A block of data
##########

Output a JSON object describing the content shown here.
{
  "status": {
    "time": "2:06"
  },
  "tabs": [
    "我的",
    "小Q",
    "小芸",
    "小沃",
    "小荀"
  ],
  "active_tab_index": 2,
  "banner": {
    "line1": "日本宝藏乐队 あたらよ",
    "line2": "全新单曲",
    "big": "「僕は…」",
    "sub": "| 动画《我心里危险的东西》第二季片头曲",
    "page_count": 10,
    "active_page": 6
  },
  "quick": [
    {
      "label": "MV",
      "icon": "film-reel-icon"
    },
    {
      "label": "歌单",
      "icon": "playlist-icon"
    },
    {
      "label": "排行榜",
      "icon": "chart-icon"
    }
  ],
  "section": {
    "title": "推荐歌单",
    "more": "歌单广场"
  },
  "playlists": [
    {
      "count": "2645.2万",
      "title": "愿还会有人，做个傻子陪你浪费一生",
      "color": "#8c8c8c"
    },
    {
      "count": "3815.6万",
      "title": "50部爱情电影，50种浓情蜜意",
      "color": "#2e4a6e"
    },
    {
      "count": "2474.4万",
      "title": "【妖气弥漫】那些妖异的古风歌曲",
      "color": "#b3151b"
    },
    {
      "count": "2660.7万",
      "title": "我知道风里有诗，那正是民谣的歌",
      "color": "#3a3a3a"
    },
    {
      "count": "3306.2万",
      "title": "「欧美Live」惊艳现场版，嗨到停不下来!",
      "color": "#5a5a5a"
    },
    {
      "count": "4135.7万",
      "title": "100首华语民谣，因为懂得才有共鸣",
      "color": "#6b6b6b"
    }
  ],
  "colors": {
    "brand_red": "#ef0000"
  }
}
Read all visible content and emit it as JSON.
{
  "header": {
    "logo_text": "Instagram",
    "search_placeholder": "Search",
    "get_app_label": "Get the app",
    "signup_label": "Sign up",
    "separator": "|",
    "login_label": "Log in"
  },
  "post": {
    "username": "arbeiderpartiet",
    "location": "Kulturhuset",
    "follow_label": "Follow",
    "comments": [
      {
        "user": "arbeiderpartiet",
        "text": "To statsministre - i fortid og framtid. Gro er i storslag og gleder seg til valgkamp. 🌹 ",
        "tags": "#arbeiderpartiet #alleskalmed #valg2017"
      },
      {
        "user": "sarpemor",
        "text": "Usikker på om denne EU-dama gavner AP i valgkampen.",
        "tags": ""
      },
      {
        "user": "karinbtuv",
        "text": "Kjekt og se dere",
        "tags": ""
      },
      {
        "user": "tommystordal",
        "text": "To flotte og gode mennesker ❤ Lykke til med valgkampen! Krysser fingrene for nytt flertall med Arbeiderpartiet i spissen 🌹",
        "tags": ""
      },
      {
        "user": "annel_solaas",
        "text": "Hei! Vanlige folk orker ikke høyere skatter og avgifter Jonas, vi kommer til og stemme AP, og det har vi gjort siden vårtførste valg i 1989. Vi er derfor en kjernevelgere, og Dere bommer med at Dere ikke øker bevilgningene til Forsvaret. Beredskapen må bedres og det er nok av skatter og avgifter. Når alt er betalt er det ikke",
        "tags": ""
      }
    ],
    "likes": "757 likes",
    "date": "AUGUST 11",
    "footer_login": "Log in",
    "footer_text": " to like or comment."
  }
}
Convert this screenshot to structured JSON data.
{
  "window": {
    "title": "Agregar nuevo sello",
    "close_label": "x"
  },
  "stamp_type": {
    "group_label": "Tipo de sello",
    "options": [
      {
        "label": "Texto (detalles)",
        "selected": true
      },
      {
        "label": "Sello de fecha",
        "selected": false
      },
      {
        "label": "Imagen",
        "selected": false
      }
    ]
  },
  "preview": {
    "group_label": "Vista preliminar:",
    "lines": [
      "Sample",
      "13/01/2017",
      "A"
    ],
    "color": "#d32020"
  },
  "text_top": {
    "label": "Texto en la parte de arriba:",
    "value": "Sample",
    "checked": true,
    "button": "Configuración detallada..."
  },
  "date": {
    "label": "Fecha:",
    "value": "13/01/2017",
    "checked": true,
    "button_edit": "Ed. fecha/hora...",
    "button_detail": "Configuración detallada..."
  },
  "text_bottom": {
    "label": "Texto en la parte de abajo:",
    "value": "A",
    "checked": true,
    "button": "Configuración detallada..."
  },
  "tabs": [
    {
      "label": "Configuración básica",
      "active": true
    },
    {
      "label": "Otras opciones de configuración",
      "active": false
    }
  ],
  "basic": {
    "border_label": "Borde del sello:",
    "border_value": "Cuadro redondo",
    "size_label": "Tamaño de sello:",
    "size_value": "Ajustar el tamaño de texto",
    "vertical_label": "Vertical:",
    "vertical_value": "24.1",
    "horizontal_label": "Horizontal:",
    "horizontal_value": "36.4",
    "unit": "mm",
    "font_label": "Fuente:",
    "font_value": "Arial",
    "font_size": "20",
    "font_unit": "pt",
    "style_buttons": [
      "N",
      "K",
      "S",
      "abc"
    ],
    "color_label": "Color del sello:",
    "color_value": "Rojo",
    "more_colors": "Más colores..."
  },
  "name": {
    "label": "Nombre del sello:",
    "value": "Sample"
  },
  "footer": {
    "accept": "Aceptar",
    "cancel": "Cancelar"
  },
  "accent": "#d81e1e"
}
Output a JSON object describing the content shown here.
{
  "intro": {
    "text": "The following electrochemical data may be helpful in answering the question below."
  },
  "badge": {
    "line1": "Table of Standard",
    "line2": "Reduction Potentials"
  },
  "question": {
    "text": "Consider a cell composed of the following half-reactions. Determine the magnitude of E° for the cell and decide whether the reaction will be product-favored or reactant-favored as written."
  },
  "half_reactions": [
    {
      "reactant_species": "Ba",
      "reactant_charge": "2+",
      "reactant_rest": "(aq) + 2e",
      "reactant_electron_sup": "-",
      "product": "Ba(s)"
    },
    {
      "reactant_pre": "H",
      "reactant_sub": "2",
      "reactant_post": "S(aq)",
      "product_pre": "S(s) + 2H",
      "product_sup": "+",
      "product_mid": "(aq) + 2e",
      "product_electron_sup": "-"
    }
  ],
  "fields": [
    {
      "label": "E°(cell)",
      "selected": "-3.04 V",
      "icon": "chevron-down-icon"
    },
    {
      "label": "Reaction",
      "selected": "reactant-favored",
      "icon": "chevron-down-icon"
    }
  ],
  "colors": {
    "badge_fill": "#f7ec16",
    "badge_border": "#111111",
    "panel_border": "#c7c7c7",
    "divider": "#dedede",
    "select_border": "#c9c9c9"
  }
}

##########

* Description of the task *
Pull out each record as written and restate it exactly.

* Exercise answer *
Output a JSON object describing the content shown here.
{
  "status": {
    "time": "2:06"
  },
  "tabs": [
    "我的",
    "小Q",
    "小芸",
    "小沃",
    "小荀"
  ],
  "active_tab_index": 2,
  "banner": {
    "line1": "日本宝藏乐队 あたらよ",
    "line2": "全新单曲",
    "big": "「僕は…」",
    "sub": "| 动画《我心里危险的东西》第二季片头曲",
    "page_count": 10,
    "active_page": 6
  },
  "quick": [
    {
      "label": "MV",
      "icon": "film-reel-icon"
    },
    {
      "label": "歌单",
      "icon": "playlist-icon"
    },
    {
      "label": "排行榜",
      "icon": "chart-icon"
    }
  ],
  "section": {
    "title": "推荐歌单",
    "more": "歌单广场"
  },
  "playlists": [
    {
      "count": "2645.2万",
      "title": "愿还会有人，做个傻子陪你浪费一生",
      "color": "#8c8c8c"
    },
    {
      "count": "3815.6万",
      "title": "50部爱情电影，50种浓情蜜意",
      "color": "#2e4a6e"
    },
    {
      "count": "2474.4万",
      "title": "【妖气弥漫】那些妖异的古风歌曲",
      "color": "#b3151b"
    },
    {
      "count": "2660.7万",
      "title": "我知道风里有诗，那正是民谣的歌",
      "color": "#3a3a3a"
    },
    {
      "count": "3306.2万",
      "title": "「欧美Live」惊艳现场版，嗨到停不下来!",
      "color": "#5a5a5a"
    },
    {
      "count": "4135.7万",
      "title": "100首华语民谣，因为懂得才有共鸣",
      "color": "#6b6b6b"
    }
  ],
  "colors": {
    "brand_red": "#ef0000"
  }
}
Read all visible content and emit it as JSON.
{
  "header": {
    "logo_text": "Instagram",
    "search_placeholder": "Search",
    "get_app_label": "Get the app",
    "signup_label": "Sign up",
    "separator": "|",
    "login_label": "Log in"
  },
  "post": {
    "username": "arbeiderpartiet",
    "location": "Kulturhuset",
    "follow_label": "Follow",
    "comments": [
      {
        "user": "arbeiderpartiet",
        "text": "To statsministre - i fortid og framtid. Gro er i storslag og gleder seg til valgkamp. 🌹 ",
        "tags": "#arbeiderpartiet #alleskalmed #valg2017"
      },
      {
        "user": "sarpemor",
        "text": "Usikker på om denne EU-dama gavner AP i valgkampen.",
        "tags": ""
      },
      {
        "user": "karinbtuv",
        "text": "Kjekt og se dere",
        "tags": ""
      },
      {
        "user": "tommystordal",
        "text": "To flotte og gode mennesker ❤ Lykke til med valgkampen! Krysser fingrene for nytt flertall med Arbeiderpartiet i spissen 🌹",
        "tags": ""
      },
      {
        "user": "annel_solaas",
        "text": "Hei! Vanlige folk orker ikke høyere skatter og avgifter Jonas, vi kommer til og stemme AP, og det har vi gjort siden vårtførste valg i 1989. Vi er derfor en kjernevelgere, og Dere bommer med at Dere ikke øker bevilgningene til Forsvaret. Beredskapen må bedres og det er nok av skatter og avgifter. Når alt er betalt er det ikke",
        "tags": ""
      }
    ],
    "likes": "757 likes",
    "date": "AUGUST 11",
    "footer_login": "Log in",
    "footer_text": " to like or comment."
  }
}
Convert this screenshot to structured JSON data.
{
  "window": {
    "title": "Agregar nuevo sello",
    "close_label": "x"
  },
  "stamp_type": {
    "group_label": "Tipo de sello",
    "options": [
      {
        "label": "Texto (detalles)",
        "selected": true
      },
      {
        "label": "Sello de fecha",
        "selected": false
      },
      {
        "label": "Imagen",
        "selected": false
      }
    ]
  },
  "preview": {
    "group_label": "Vista preliminar:",
    "lines": [
      "Sample",
      "13/01/2017",
      "A"
    ],
    "color": "#d32020"
  },
  "text_top": {
    "label": "Texto en la parte de arriba:",
    "value": "Sample",
    "checked": true,
    "button": "Configuración detallada..."
  },
  "date": {
    "label": "Fecha:",
    "value": "13/01/2017",
    "checked": true,
    "button_edit": "Ed. fecha/hora...",
    "button_detail": "Configuración detallada..."
  },
  "text_bottom": {
    "label": "Texto en la parte de abajo:",
    "value": "A",
    "checked": true,
    "button": "Configuración detallada..."
  },
  "tabs": [
    {
      "label": "Configuración básica",
      "active": true
    },
    {
      "label": "Otras opciones de configuración",
      "active": false
    }
  ],
  "basic": {
    "border_label": "Borde del sello:",
    "border_value": "Cuadro redondo",
    "size_label": "Tamaño de sello:",
    "size_value": "Ajustar el tamaño de texto",
    "vertical_label": "Vertical:",
    "vertical_value": "24.1",
    "horizontal_label": "Horizontal:",
    "horizontal_value": "36.4",
    "unit": "mm",
    "font_label": "Fuente:",
    "font_value": "Arial",
    "font_size": "20",
    "font_unit": "pt",
    "style_buttons": [
      "N",
      "K",
      "S",
      "abc"
    ],
    "color_label": "Color del sello:",
    "color_value": "Rojo",
    "more_colors": "Más colores..."
  },
  "name": {
    "label": "Nombre del sello:",
    "value": "Sample"
  },
  "footer": {
    "accept": "Aceptar",
    "cancel": "Cancelar"
  },
  "accent": "#d81e1e"
}
Output a JSON object describing the content shown here.
{
  "intro": {
    "text": "The following electrochemical data may be helpful in answering the question below."
  },
  "badge": {
    "line1": "Table of Standard",
    "line2": "Reduction Potentials"
  },
  "question": {
    "text": "Consider a cell composed of the following half-reactions. Determine the magnitude of E° for the cell and decide whether the reaction will be product-favored or reactant-favored as written."
  },
  "half_reactions": [
    {
      "reactant_species": "Ba",
      "reactant_charge": "2+",
      "reactant_rest": "(aq) + 2e",
      "reactant_electron_sup": "-",
      "product": "Ba(s)"
    },
    {
      "reactant_pre": "H",
      "reactant_sub": "2",
      "reactant_post": "S(aq)",
      "product_pre": "S(s) + 2H",
      "product_sup": "+",
      "product_mid": "(aq) + 2e",
      "product_electron_sup": "-"
    }
  ],
  "fields": [
    {
      "label": "E°(cell)",
      "selected": "-3.04 V",
      "icon": "chevron-down-icon"
    },
    {
      "label": "Reaction",
      "selected": "reactant-favored",
      "icon": "chevron-down-icon"
    }
  ],
  "colors": {
    "badge_fill": "#f7ec16",
    "badge_border": "#111111",
    "panel_border": "#c7c7c7",
    "divider": "#dedede",
    "select_border": "#c9c9c9"
  }
}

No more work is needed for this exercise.